What you will do:
(a) Please reproduce the essay on economic growth word for word, from "Optimists counter that" to "always be developed.".
(b) Which major emerging economies does the essay on economic growth name as struggling?

Supplied passage:
----------

Economic Growth

Are the economic good times over?

Michael J. Boskin
Professor, Stanford University

In the 25 years before the Great Recession of 2008-2009, the United States experienced two brief, mild recessions and two strong, long expansions. Globally, incomes grew briskly; inflation abated; and stock markets boomed. Moreover, the recovery from the last major slump, in the early 1980s, brought about a quarter-century of unprecedentedly strong and stable macroeconomic performance. This time, however, the return to growth has been much more difficult.

America’s recovery since the Great Recession, has been inconsistent, with growth repeatedly picking up and then sputtering out. In fact, the US has not experienced three consecutive quarters of 3% growth in a decade. Though lower oil prices are helping consumers, this gain is partly offset by less energy investment, and the effects of the stronger dollar will be even larger.

The US is not alone. Though most European economies are now growing again, aided by lower oil prices and currency depreciation, the pace of expansion remains anemic. Similarly, Japan’s recovery remains fragile, despite strong efforts by the government. Even the major emerging economies, which were supposed to serve as global growth engines in the years ahead, are struggling: China and India have downshifted, and Brazil and Russia are contracting.

When a boom or bust lasts for such a long time, it begins to seem like it will continue indefinitely. Six years after the crisis, some prominent economists are asking whether insufficient investment and/or waning gains from technological innovation have pushed the global economy into a “new normal” of lower growth and slow, if any, gains in living standards. Some economists call this “secular stagnation” – a fancy way of saying that the good times are gone for good. Are they right?

Total economic growth amounts to roughly the sum of the growth of work hours (an increase in the number of workers or the amount of hours that they work) and productivity (output per hour of work). If productivity improves by one percentage point in a year, the improvement of living standards over the subsequent generation would be augmented by one-third. Over time, a productivity improvement of even a fraction of a percentage point would be immensely consequential.

Productivity can be enhanced by capital investment, technological innovation, and improvements in the knowledge and skills of the labor force, though economists disagree on which has the largest impact. According to my research with Larry Lau, technology has played the largest role boosting productivity in the G-7 economies since World War II.

Given this, America’s declining productivity growth – which has averaged just 0.7% annually since 2010 – has led some observers to blame the slowdown on inadequate technological advances. These pessimists, such as the economist Robert Gordon, claim that new innovations are unlikely to improve productivity as fundamentally as electricity, automobiles, and computers did in the last century.

Optimists counter that smart phones, Big Data, and expected advances in nanotechnology, robotics, and biosciences are harbingers of a new era of technology-driven productivity improvements. It may be impossible to predict the next “killer app,” they argue, but it will always be developed.

Both sides cite Moore’s Law, named for Intel’s co-founder, Gordon Moore, who noticed that the density of transistors on a chip could be doubled every 18 months. The pessimists claim that this is becoming harder and more expensive; the optimists hold that the law will remain valid, with chips moving to three dimensions.

----------

(Dataset entries)
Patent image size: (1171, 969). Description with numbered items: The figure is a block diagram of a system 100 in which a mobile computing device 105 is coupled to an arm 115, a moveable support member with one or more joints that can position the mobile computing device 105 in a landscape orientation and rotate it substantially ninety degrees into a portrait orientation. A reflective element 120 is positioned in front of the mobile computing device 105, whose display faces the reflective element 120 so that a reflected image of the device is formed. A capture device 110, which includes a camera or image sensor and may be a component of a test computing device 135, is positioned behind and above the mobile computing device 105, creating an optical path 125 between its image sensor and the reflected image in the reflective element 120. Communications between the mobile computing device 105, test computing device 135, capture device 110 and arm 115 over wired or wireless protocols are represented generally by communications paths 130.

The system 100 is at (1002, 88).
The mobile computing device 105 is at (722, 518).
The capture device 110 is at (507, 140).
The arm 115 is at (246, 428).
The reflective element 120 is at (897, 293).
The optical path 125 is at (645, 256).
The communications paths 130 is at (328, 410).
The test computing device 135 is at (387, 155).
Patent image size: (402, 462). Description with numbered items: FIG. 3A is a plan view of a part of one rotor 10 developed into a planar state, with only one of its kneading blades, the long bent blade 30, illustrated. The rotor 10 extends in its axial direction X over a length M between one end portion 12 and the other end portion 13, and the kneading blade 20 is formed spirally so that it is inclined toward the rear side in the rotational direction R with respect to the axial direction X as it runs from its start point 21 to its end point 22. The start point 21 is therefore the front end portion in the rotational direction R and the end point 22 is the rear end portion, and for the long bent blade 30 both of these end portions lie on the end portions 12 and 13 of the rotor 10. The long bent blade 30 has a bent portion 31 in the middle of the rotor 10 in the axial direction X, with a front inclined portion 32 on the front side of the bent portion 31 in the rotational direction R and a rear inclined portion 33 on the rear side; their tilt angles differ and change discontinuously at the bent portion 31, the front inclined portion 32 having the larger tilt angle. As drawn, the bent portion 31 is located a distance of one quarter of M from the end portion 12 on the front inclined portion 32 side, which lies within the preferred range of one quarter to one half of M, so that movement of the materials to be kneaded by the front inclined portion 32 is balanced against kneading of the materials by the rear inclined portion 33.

----------

Per-task outputs:
(a)
Optimists counter that smart phones, Big Data, and expected advances in nanotechnology, robotics, and biosciences are harbingers of a new era of technology-driven productivity improvements. It may be impossible to predict the next “killer app,” they argue, but it will always be developed.

(b) China, India, Brazil, Russia